## Description of the task
Which lines hold the word "detached"? Show each of them.

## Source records
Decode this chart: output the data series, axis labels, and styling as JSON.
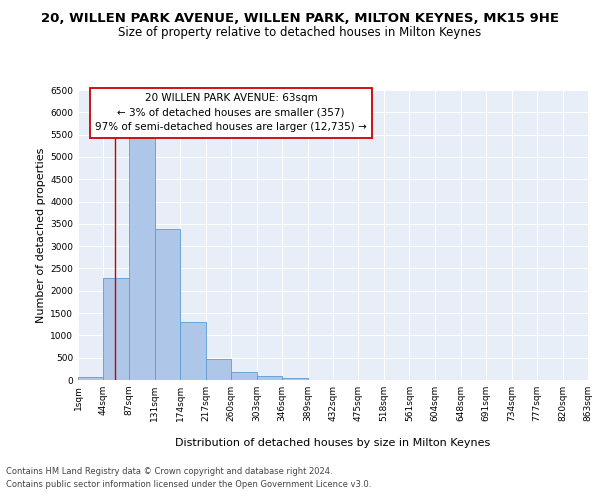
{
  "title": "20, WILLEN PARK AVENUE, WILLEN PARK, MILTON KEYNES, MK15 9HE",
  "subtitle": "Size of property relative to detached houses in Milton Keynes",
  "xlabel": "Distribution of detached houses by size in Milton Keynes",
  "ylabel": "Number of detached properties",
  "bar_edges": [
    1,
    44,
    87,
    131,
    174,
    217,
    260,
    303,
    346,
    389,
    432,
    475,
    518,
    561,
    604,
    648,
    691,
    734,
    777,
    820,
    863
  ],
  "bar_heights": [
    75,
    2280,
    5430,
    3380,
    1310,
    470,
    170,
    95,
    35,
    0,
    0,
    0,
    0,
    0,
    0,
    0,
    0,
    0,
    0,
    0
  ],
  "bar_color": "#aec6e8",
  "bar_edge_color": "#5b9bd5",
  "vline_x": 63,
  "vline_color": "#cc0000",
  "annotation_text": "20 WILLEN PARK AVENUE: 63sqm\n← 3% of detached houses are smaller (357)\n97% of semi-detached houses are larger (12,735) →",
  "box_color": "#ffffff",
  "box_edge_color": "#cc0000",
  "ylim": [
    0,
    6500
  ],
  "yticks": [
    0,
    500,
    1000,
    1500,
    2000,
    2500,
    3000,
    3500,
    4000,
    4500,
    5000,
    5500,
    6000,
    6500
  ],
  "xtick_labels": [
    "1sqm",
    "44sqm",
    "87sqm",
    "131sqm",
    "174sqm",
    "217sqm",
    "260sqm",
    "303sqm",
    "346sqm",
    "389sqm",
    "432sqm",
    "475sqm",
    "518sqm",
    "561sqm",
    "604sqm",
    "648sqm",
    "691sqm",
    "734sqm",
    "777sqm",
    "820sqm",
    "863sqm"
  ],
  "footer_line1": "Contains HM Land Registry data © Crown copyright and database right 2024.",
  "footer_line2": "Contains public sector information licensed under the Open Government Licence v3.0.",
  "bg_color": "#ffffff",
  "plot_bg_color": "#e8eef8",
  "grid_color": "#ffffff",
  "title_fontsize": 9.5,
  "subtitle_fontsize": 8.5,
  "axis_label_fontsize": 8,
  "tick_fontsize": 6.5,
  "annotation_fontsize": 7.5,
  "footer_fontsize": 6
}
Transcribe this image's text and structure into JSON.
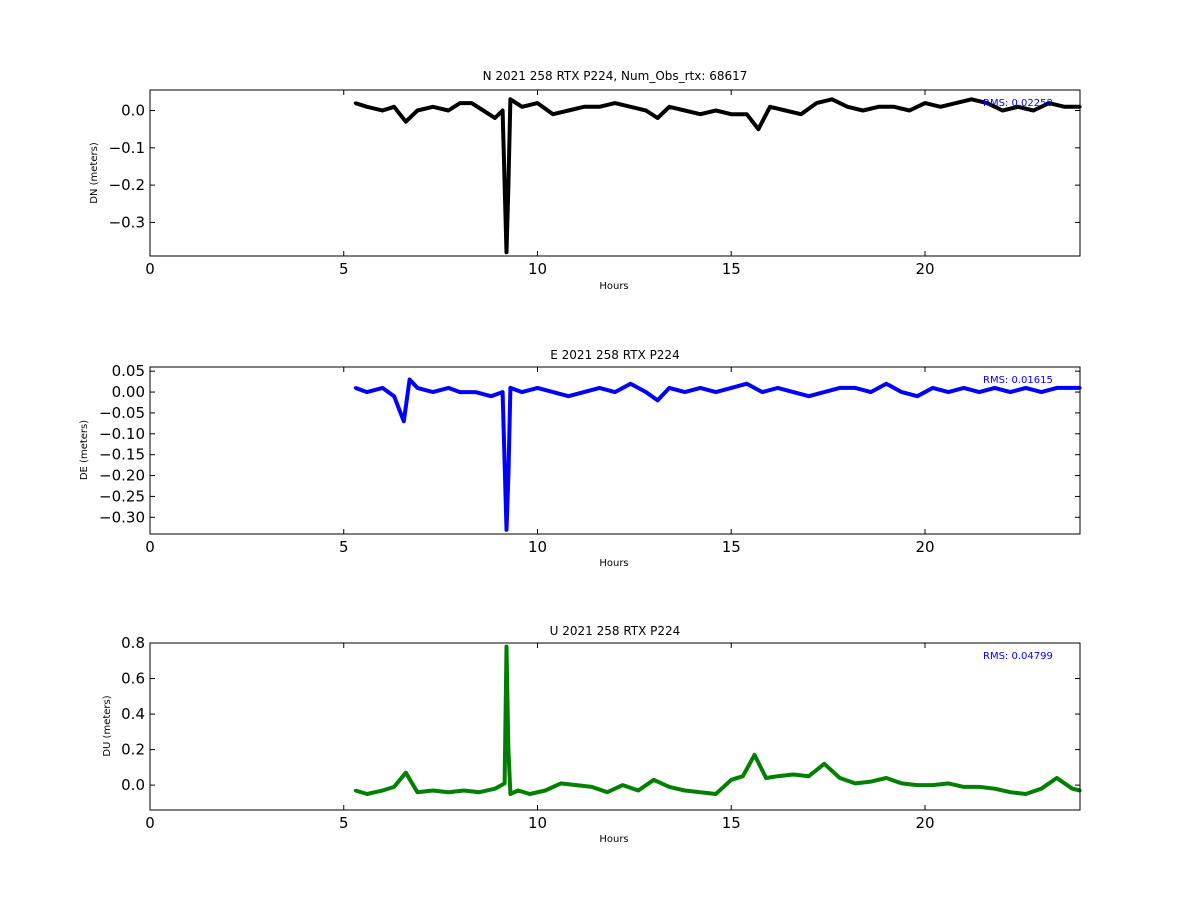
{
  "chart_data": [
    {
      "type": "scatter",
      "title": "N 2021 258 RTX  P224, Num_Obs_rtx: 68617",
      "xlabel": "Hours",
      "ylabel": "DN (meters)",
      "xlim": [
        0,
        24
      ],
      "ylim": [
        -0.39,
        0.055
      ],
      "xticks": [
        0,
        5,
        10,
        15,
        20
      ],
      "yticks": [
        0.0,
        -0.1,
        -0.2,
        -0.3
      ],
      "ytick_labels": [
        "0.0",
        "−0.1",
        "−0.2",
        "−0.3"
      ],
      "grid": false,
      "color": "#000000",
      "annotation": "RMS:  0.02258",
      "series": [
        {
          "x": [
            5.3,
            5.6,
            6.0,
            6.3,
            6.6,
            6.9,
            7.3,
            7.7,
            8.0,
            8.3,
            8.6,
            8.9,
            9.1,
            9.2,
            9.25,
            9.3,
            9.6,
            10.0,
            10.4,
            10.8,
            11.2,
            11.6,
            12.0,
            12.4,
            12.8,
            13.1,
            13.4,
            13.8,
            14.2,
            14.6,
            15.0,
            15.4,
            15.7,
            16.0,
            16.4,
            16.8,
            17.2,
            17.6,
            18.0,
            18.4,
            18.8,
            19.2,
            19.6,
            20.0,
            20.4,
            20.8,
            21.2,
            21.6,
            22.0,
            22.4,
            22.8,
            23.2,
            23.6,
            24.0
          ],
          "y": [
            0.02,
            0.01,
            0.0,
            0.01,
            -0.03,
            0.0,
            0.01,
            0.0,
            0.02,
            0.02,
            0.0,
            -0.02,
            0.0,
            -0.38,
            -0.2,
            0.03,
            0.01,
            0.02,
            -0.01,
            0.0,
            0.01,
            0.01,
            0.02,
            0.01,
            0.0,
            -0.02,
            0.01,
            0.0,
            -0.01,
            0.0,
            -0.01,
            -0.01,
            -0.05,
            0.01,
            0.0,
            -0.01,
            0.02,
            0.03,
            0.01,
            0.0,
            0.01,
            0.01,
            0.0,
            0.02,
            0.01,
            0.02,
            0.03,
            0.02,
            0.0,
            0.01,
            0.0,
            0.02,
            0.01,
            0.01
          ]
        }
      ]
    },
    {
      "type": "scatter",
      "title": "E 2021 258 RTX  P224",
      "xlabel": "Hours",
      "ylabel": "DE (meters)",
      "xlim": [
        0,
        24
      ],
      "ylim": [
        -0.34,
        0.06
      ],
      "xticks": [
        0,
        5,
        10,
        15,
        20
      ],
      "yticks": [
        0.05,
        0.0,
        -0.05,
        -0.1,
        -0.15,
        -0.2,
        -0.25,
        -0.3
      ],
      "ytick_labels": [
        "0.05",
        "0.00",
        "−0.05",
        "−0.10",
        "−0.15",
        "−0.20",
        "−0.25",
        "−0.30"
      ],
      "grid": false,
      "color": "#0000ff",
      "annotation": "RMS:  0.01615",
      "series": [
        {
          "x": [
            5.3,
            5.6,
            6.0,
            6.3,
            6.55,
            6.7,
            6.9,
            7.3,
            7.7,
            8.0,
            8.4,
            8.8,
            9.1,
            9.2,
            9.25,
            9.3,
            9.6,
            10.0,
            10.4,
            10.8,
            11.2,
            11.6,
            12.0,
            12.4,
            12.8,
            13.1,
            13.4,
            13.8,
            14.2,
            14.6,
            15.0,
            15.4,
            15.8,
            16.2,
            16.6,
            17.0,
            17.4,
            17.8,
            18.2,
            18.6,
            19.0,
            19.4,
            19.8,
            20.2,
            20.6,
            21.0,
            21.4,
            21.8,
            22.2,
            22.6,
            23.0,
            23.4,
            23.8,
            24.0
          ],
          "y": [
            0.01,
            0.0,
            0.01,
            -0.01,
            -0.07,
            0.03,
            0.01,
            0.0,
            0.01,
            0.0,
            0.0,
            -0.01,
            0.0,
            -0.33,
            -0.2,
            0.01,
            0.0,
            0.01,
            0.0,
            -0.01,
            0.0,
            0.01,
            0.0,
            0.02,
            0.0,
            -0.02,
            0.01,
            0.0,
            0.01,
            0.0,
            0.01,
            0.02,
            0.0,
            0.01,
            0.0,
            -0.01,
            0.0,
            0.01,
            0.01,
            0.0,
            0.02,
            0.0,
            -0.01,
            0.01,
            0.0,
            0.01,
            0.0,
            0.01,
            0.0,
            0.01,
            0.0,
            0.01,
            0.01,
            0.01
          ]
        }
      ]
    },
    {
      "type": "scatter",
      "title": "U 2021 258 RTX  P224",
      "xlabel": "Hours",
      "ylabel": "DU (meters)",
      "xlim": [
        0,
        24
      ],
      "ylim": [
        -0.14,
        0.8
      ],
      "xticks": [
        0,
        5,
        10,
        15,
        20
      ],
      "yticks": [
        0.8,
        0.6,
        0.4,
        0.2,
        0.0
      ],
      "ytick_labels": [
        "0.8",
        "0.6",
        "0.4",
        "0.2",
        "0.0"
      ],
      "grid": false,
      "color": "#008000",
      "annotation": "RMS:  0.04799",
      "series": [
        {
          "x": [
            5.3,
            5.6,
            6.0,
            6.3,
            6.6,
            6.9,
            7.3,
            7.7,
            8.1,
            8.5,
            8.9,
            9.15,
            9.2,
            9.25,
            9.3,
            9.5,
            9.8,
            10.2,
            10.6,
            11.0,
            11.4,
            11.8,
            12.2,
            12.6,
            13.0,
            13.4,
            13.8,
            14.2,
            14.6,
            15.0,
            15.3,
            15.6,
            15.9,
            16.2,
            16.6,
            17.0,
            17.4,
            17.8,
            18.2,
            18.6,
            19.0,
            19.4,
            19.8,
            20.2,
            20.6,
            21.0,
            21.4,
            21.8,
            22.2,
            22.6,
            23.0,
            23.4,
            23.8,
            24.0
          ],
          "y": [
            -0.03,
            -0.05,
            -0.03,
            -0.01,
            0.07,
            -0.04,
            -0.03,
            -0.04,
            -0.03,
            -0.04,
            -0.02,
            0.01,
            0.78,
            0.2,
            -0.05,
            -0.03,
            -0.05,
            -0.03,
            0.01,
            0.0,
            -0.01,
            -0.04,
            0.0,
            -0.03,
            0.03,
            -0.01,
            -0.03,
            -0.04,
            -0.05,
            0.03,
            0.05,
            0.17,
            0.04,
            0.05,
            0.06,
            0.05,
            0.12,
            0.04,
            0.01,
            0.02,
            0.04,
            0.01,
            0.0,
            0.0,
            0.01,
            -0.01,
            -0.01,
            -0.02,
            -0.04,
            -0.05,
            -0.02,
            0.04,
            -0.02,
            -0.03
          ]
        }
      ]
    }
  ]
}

## Answer to this exercise
  "subtitle": "Size of property relative to detached houses in Milton Keynes",
  "xlabel": "Distribution of detached houses by size in Milton Keynes",
  "ylabel": "Number of detached properties",
  "annotation_text": "20 WILLEN PARK AVENUE: 63sqm\n← 3% of detached houses are smaller (357)\n97% of semi-detached houses are larger (12,735) →",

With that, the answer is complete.